------ Provided data

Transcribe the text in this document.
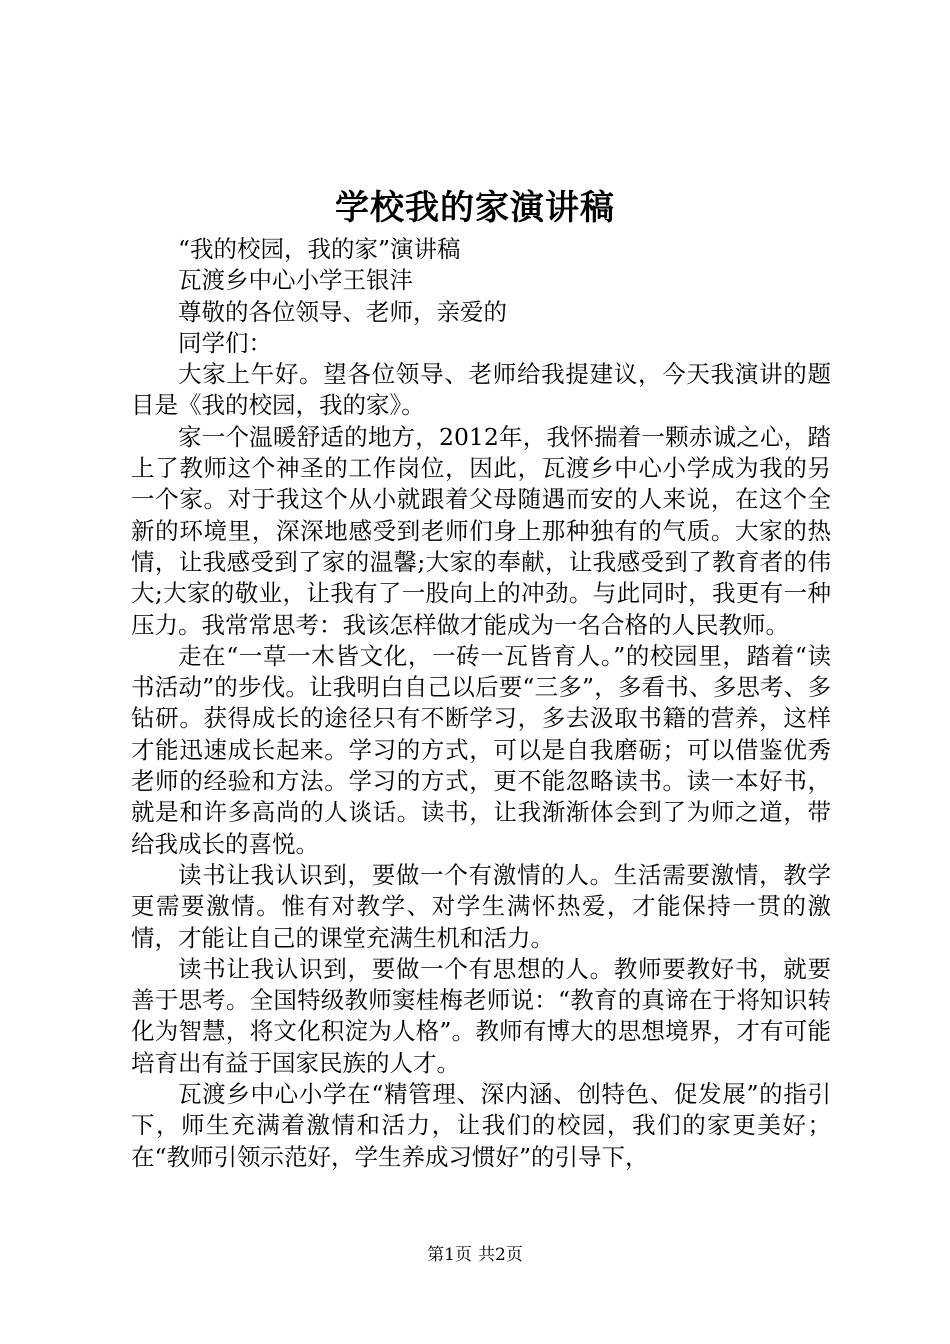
学校我的家演讲稿

“我的校园，我的家”演讲稿

瓦渡乡中心小学王银沣

尊敬的各位领导、老师，亲爱的

同学们：

大家上午好。望各位领导、老师给我提建议，今天我演讲的题目是《我的校园，我的家》。

家一个温暖舒适的地方，2012年，我怀揣着一颗赤诚之心，踏上了教师这个神圣的工作岗位，因此，瓦渡乡中心小学成为我的另一个家。对于我这个从小就跟着父母随遇而安的人来说，在这个全新的环境里，深深地感受到老师们身上那种独有的气质。大家的热情，让我感受到了家的温馨;大家的奉献，让我感受到了教育者的伟大;大家的敬业，让我有了一股向上的冲劲。与此同时，我更有一种压力。我常常思考：我该怎样做才能成为一名合格的人民教师。

走在“一草一木皆文化，一砖一瓦皆育人。”的校园里，踏着“读书活动”的步伐。让我明白自己以后要“三多”，多看书、多思考、多钻研。获得成长的途径只有不断学习，多去汲取书籍的营养，这样才能迅速成长起来。学习的方式，可以是自我磨砺；可以借鉴优秀老师的经验和方法。学习的方式，更不能忽略读书。读一本好书，就是和许多高尚的人谈话。读书，让我渐渐体会到了为师之道，带给我成长的喜悦。

读书让我认识到，要做一个有激情的人。生活需要激情，教学更需要激情。惟有对教学、对学生满怀热爱，才能保持一贯的激情，才能让自己的课堂充满生机和活力。

读书让我认识到，要做一个有思想的人。教师要教好书，就要善于思考。全国特级教师窦桂梅老师说：“教育的真谛在于将知识转化为智慧，将文化积淀为人格”。教师有博大的思想境界，才有可能培育出有益于国家民族的人才。

瓦渡乡中心小学在“精管理、深内涵、创特色、促发展”的指引下，师生充满着激情和活力，让我们的校园，我们的家更美好；在“教师引领示范好，学生养成习惯好”的引导下，

第1页 共2页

------------

> _What you should do_
Quote every record above exactly, leaving out any pictures.

> _The response_
Transcribe the text in this document.
学校我的家演讲稿

“我的校园，我的家”演讲稿

瓦渡乡中心小学王银沣

尊敬的各位领导、老师，亲爱的

同学们：

大家上午好。望各位领导、老师给我提建议，今天我演讲的题目是《我的校园，我的家》。

家一个温暖舒适的地方，2012年，我怀揣着一颗赤诚之心，踏上了教师这个神圣的工作岗位，因此，瓦渡乡中心小学成为我的另一个家。对于我这个从小就跟着父母随遇而安的人来说，在这个全新的环境里，深深地感受到老师们身上那种独有的气质。大家的热情，让我感受到了家的温馨;大家的奉献，让我感受到了教育者的伟大;大家的敬业，让我有了一股向上的冲劲。与此同时，我更有一种压力。我常常思考：我该怎样做才能成为一名合格的人民教师。

走在“一草一木皆文化，一砖一瓦皆育人。”的校园里，踏着“读书活动”的步伐。让我明白自己以后要“三多”，多看书、多思考、多钻研。获得成长的途径只有不断学习，多去汲取书籍的营养，这样才能迅速成长起来。学习的方式，可以是自我磨砺；可以借鉴优秀老师的经验和方法。学习的方式，更不能忽略读书。读一本好书，就是和许多高尚的人谈话。读书，让我渐渐体会到了为师之道，带给我成长的喜悦。

读书让我认识到，要做一个有激情的人。生活需要激情，教学更需要激情。惟有对教学、对学生满怀热爱，才能保持一贯的激情，才能让自己的课堂充满生机和活力。

读书让我认识到，要做一个有思想的人。教师要教好书，就要善于思考。全国特级教师窦桂梅老师说：“教育的真谛在于将知识转化为智慧，将文化积淀为人格”。教师有博大的思想境界，才有可能培育出有益于国家民族的人才。

瓦渡乡中心小学在“精管理、深内涵、创特色、促发展”的指引下，师生充满着激情和活力，让我们的校园，我们的家更美好；在“教师引领示范好，学生养成习惯好”的引导下，

第1页 共2页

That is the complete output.